| WHAT YOU ARE ASKED TO DO |
Extract all data as written.

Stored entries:
□ □ □ □ □ □ □

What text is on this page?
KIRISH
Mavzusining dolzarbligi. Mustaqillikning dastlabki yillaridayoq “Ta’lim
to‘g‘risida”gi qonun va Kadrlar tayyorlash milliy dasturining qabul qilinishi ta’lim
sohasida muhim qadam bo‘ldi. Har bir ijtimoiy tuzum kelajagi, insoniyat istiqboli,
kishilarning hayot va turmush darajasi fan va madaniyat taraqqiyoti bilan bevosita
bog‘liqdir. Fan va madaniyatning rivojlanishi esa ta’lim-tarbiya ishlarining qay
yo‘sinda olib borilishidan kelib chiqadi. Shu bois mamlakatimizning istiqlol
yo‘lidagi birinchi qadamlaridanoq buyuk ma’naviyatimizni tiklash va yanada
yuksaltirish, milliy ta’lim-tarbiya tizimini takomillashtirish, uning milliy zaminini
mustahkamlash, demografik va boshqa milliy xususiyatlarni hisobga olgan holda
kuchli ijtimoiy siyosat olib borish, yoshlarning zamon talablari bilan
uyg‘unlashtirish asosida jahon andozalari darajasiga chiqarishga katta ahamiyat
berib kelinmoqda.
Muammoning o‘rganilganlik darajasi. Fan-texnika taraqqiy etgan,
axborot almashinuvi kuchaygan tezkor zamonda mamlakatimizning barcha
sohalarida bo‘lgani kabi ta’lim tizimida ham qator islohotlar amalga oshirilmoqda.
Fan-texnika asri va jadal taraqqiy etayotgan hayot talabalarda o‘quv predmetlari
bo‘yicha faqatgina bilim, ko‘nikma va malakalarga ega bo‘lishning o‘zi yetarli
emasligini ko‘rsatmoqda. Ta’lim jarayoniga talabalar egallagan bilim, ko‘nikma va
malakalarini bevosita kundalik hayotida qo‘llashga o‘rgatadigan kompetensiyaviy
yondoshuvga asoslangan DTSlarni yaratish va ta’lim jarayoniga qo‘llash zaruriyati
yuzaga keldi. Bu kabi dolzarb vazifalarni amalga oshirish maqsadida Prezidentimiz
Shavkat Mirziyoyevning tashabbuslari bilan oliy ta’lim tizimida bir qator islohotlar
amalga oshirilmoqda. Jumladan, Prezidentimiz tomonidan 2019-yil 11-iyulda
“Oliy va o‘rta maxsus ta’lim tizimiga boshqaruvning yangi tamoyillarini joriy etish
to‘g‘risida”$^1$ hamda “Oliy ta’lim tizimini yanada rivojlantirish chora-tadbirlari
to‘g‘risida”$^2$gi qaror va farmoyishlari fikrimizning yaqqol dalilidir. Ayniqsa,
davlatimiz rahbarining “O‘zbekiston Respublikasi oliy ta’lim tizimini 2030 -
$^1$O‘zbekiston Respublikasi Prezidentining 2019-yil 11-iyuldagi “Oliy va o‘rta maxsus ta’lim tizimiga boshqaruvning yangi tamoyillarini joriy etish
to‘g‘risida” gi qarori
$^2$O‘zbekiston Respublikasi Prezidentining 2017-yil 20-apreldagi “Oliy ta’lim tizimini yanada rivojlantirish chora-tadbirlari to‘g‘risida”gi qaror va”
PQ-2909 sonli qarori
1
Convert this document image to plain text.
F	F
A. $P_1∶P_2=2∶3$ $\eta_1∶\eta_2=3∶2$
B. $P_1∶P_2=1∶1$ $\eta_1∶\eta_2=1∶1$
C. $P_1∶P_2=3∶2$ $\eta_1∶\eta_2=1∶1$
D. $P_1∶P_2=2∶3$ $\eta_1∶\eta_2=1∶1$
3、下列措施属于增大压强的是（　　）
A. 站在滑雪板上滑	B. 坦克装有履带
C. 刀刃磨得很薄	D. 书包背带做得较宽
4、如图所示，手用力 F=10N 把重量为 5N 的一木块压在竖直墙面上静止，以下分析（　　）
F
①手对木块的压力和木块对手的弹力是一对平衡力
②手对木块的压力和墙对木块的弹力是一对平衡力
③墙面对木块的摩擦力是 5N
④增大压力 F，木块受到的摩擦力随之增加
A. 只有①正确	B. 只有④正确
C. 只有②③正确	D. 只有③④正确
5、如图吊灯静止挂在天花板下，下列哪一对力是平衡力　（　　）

□ □ □ □ □ □ □

| RESULT |
What text is on this page?
KIRISH
Mavzusining dolzarbligi. Mustaqillikning dastlabki yillaridayoq “Ta’lim
to‘g‘risida”gi qonun va Kadrlar tayyorlash milliy dasturining qabul qilinishi ta’lim
sohasida muhim qadam bo‘ldi. Har bir ijtimoiy tuzum kelajagi, insoniyat istiqboli,
kishilarning hayot va turmush darajasi fan va madaniyat taraqqiyoti bilan bevosita
bog‘liqdir. Fan va madaniyatning rivojlanishi esa ta’lim-tarbiya ishlarining qay
yo‘sinda olib borilishidan kelib chiqadi. Shu bois mamlakatimizning istiqlol
yo‘lidagi birinchi qadamlaridanoq buyuk ma’naviyatimizni tiklash va yanada
yuksaltirish, milliy ta’lim-tarbiya tizimini takomillashtirish, uning milliy zaminini
mustahkamlash, demografik va boshqa milliy xususiyatlarni hisobga olgan holda
kuchli ijtimoiy siyosat olib borish, yoshlarning zamon talablari bilan
uyg‘unlashtirish asosida jahon andozalari darajasiga chiqarishga katta ahamiyat
berib kelinmoqda.
Muammoning o‘rganilganlik darajasi. Fan-texnika taraqqiy etgan,
axborot almashinuvi kuchaygan tezkor zamonda mamlakatimizning barcha
sohalarida bo‘lgani kabi ta’lim tizimida ham qator islohotlar amalga oshirilmoqda.
Fan-texnika asri va jadal taraqqiy etayotgan hayot talabalarda o‘quv predmetlari
bo‘yicha faqatgina bilim, ko‘nikma va malakalarga ega bo‘lishning o‘zi yetarli
emasligini ko‘rsatmoqda. Ta’lim jarayoniga talabalar egallagan bilim, ko‘nikma va
malakalarini bevosita kundalik hayotida qo‘llashga o‘rgatadigan kompetensiyaviy
yondoshuvga asoslangan DTSlarni yaratish va ta’lim jarayoniga qo‘llash zaruriyati
yuzaga keldi. Bu kabi dolzarb vazifalarni amalga oshirish maqsadida Prezidentimiz
Shavkat Mirziyoyevning tashabbuslari bilan oliy ta’lim tizimida bir qator islohotlar
amalga oshirilmoqda. Jumladan, Prezidentimiz tomonidan 2019-yil 11-iyulda
“Oliy va o‘rta maxsus ta’lim tizimiga boshqaruvning yangi tamoyillarini joriy etish
to‘g‘risida”$^1$ hamda “Oliy ta’lim tizimini yanada rivojlantirish chora-tadbirlari
to‘g‘risida”$^2$gi qaror va farmoyishlari fikrimizning yaqqol dalilidir. Ayniqsa,
davlatimiz rahbarining “O‘zbekiston Respublikasi oliy ta’lim tizimini 2030 -
$^1$O‘zbekiston Respublikasi Prezidentining 2019-yil 11-iyuldagi “Oliy va o‘rta maxsus ta’lim tizimiga boshqaruvning yangi tamoyillarini joriy etish
to‘g‘risida” gi qarori
$^2$O‘zbekiston Respublikasi Prezidentining 2017-yil 20-apreldagi “Oliy ta’lim tizimini yanada rivojlantirish chora-tadbirlari to‘g‘risida”gi qaror va”
PQ-2909 sonli qarori
1
Convert this document image to plain text.
F	F
A. $P_1∶P_2=2∶3$ $\eta_1∶\eta_2=3∶2$
B. $P_1∶P_2=1∶1$ $\eta_1∶\eta_2=1∶1$
C. $P_1∶P_2=3∶2$ $\eta_1∶\eta_2=1∶1$
D. $P_1∶P_2=2∶3$ $\eta_1∶\eta_2=1∶1$
3、下列措施属于增大压强的是（　　）
A. 站在滑雪板上滑	B. 坦克装有履带
C. 刀刃磨得很薄	D. 书包背带做得较宽
4、如图所示，手用力 F=10N 把重量为 5N 的一木块压在竖直墙面上静止，以下分析（　　）
F
①手对木块的压力和木块对手的弹力是一对平衡力
②手对木块的压力和墙对木块的弹力是一对平衡力
③墙面对木块的摩擦力是 5N
④增大压力 F，木块受到的摩擦力随之增加
A. 只有①正确	B. 只有④正确
C. 只有②③正确	D. 只有③④正确
5、如图吊灯静止挂在天花板下，下列哪一对力是平衡力　（　　）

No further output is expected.